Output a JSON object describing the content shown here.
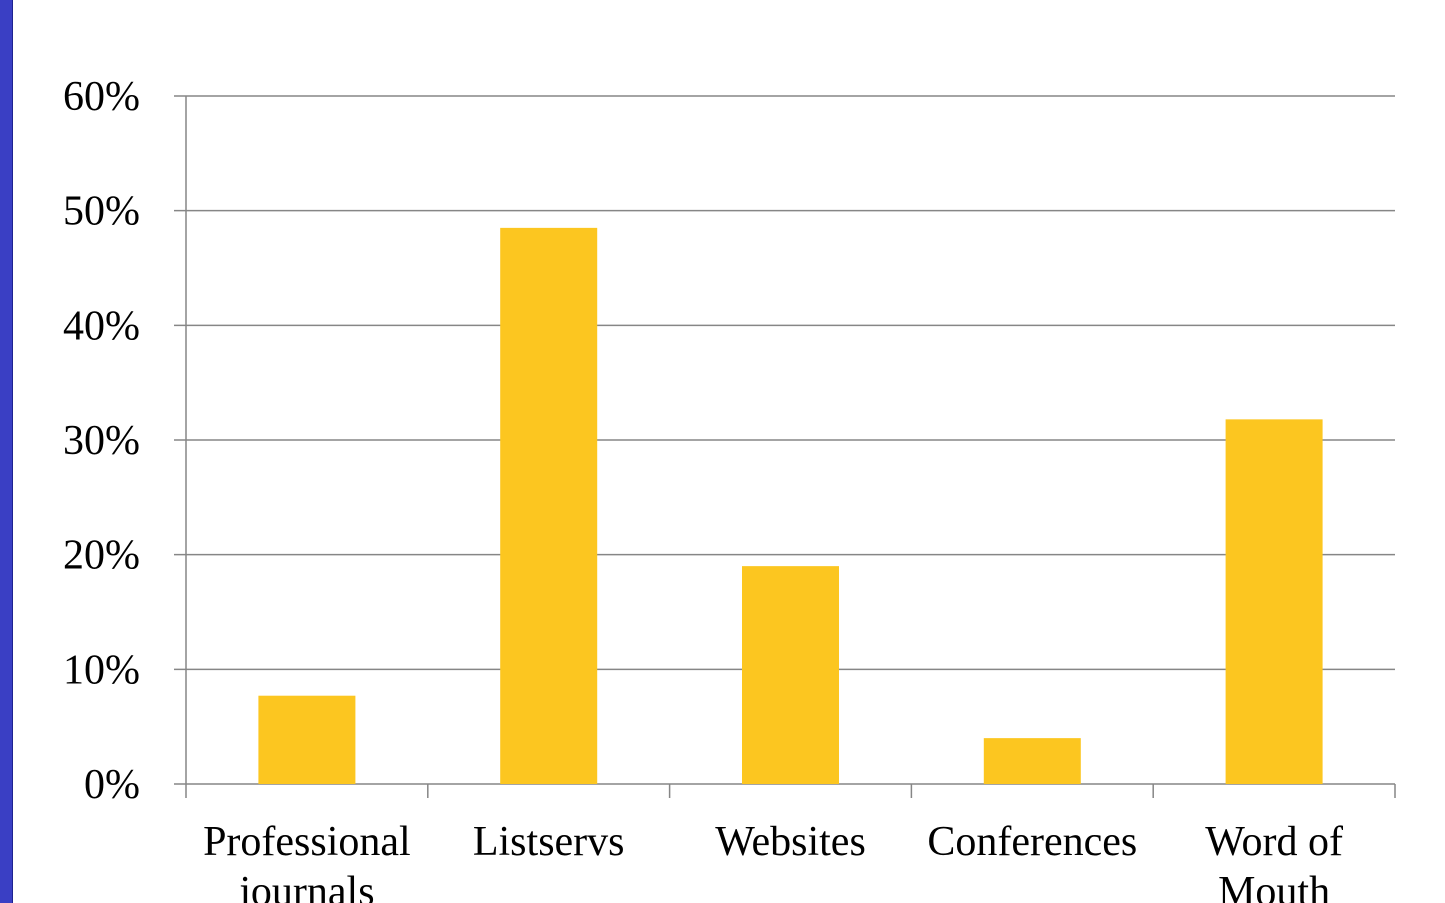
{
  "theme": {
    "accent_left_bar": "#3a3fc4",
    "bar_color": "#fcc620",
    "grid_color": "#868686"
  },
  "chart_data": {
    "type": "bar",
    "title": "",
    "xlabel": "",
    "ylabel": "",
    "categories": [
      [
        "Professional",
        "journals"
      ],
      [
        "Listservs"
      ],
      [
        "Websites"
      ],
      [
        "Conferences"
      ],
      [
        "Word of",
        "Mouth"
      ]
    ],
    "values": [
      7.7,
      48.5,
      19.0,
      4.0,
      31.8
    ],
    "ylim": [
      0,
      60
    ],
    "yticks": [
      0,
      10,
      20,
      30,
      40,
      50,
      60
    ],
    "ytick_labels": [
      "0%",
      "10%",
      "20%",
      "30%",
      "40%",
      "50%",
      "60%"
    ],
    "grid": true,
    "legend": "none"
  }
}
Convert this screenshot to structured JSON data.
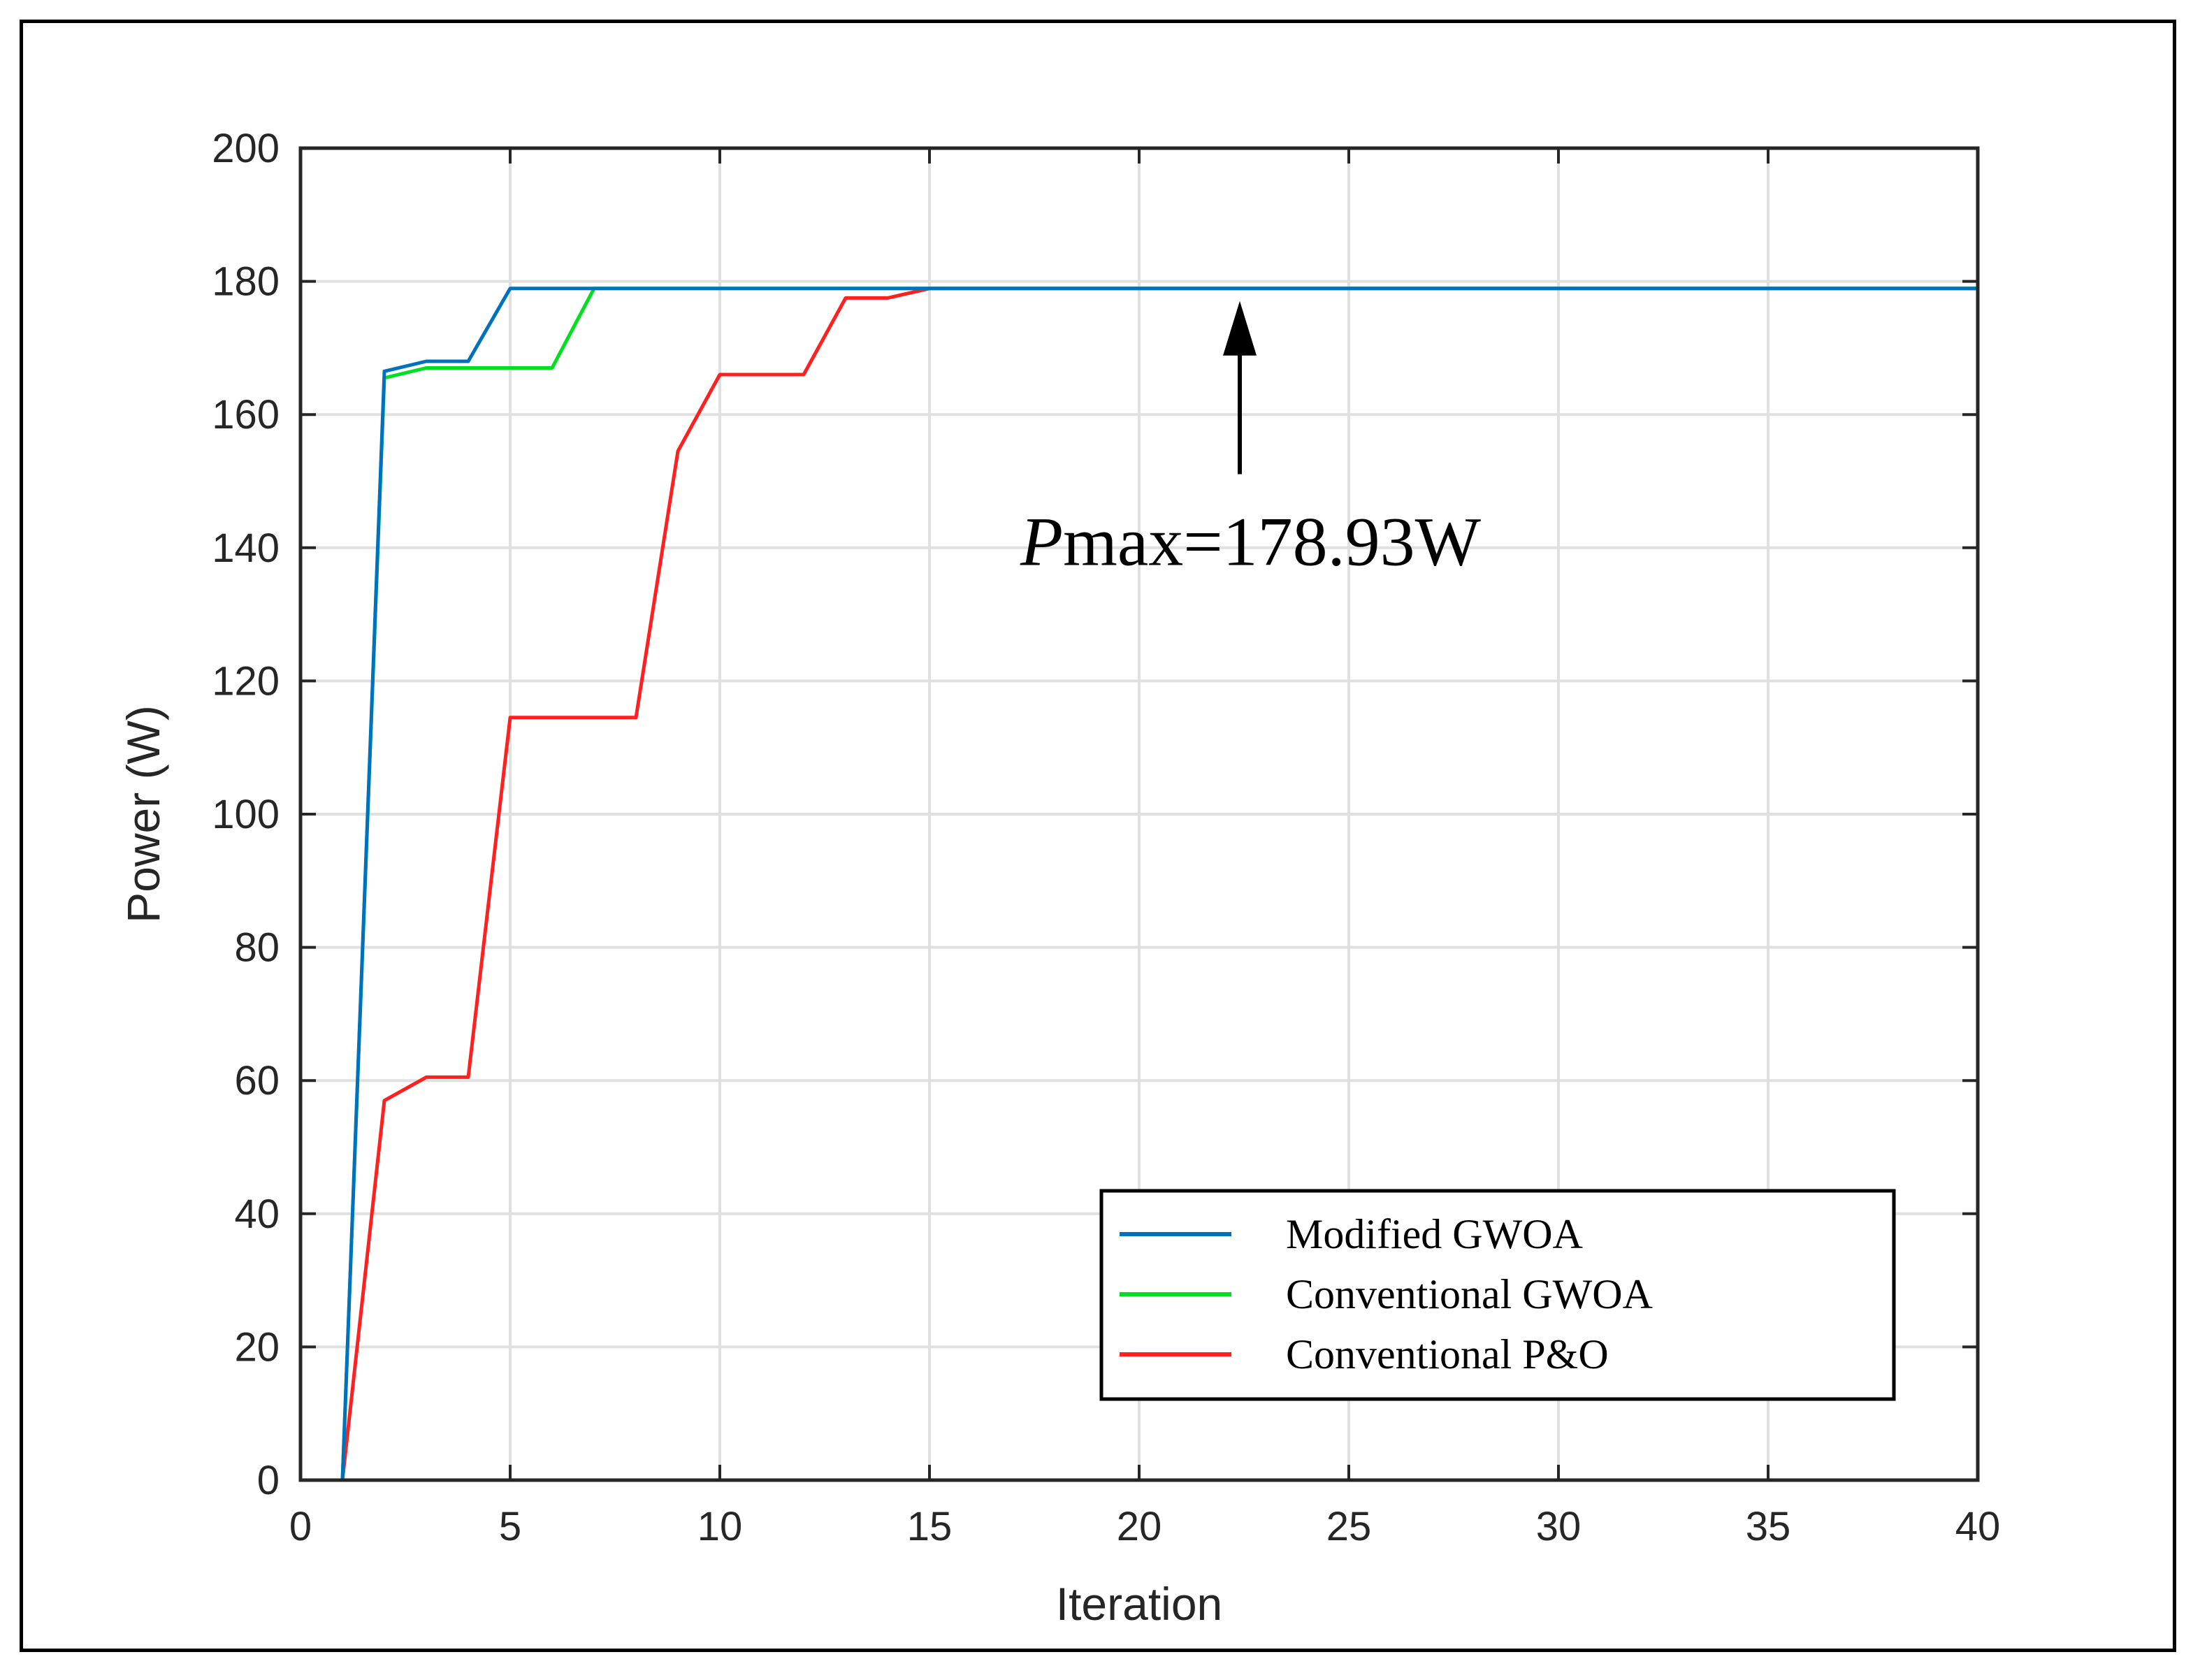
{
  "chart_data": {
    "type": "line",
    "title": "",
    "xlabel": "Iteration",
    "ylabel": "Power (W)",
    "xlim": [
      0,
      40
    ],
    "ylim": [
      0,
      200
    ],
    "xticks": [
      0,
      5,
      10,
      15,
      20,
      25,
      30,
      35,
      40
    ],
    "yticks": [
      0,
      20,
      40,
      60,
      80,
      100,
      120,
      140,
      160,
      180,
      200
    ],
    "grid": true,
    "legend_position": "bottom-right",
    "series": [
      {
        "name": "Modified GWOA",
        "color": "#0072BD",
        "x": [
          1,
          2,
          3,
          4,
          5,
          6,
          7,
          40
        ],
        "y": [
          0,
          166.5,
          168,
          168,
          178.93,
          178.93,
          178.93,
          178.93
        ]
      },
      {
        "name": "Conventional GWOA",
        "color": "#00E020",
        "x": [
          1,
          2,
          3,
          4,
          5,
          6,
          7,
          40
        ],
        "y": [
          0,
          165.5,
          167,
          167,
          167,
          167,
          178.93,
          178.93
        ]
      },
      {
        "name": "Conventional P&O",
        "color": "#FF2020",
        "x": [
          1,
          2,
          3,
          4,
          5,
          6,
          7,
          8,
          9,
          10,
          11,
          12,
          13,
          14,
          15,
          40
        ],
        "y": [
          0,
          57,
          60.5,
          60.5,
          114.5,
          114.5,
          114.5,
          114.5,
          154.5,
          166,
          166,
          166,
          177.5,
          177.5,
          178.93,
          178.93
        ]
      }
    ],
    "annotation": {
      "prefix": "P",
      "text": "max=178.93W",
      "arrow_x": 22.4,
      "arrow_y_from": 150,
      "arrow_y_to": 178.93
    }
  }
}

☆ ☆ ☆ ☆ ☆

### Task to carry out
Look through the entries above; copy every line holding the string "GWOA".

### Task result
        "name": "Modified GWOA",
        "name": "Conventional GWOA",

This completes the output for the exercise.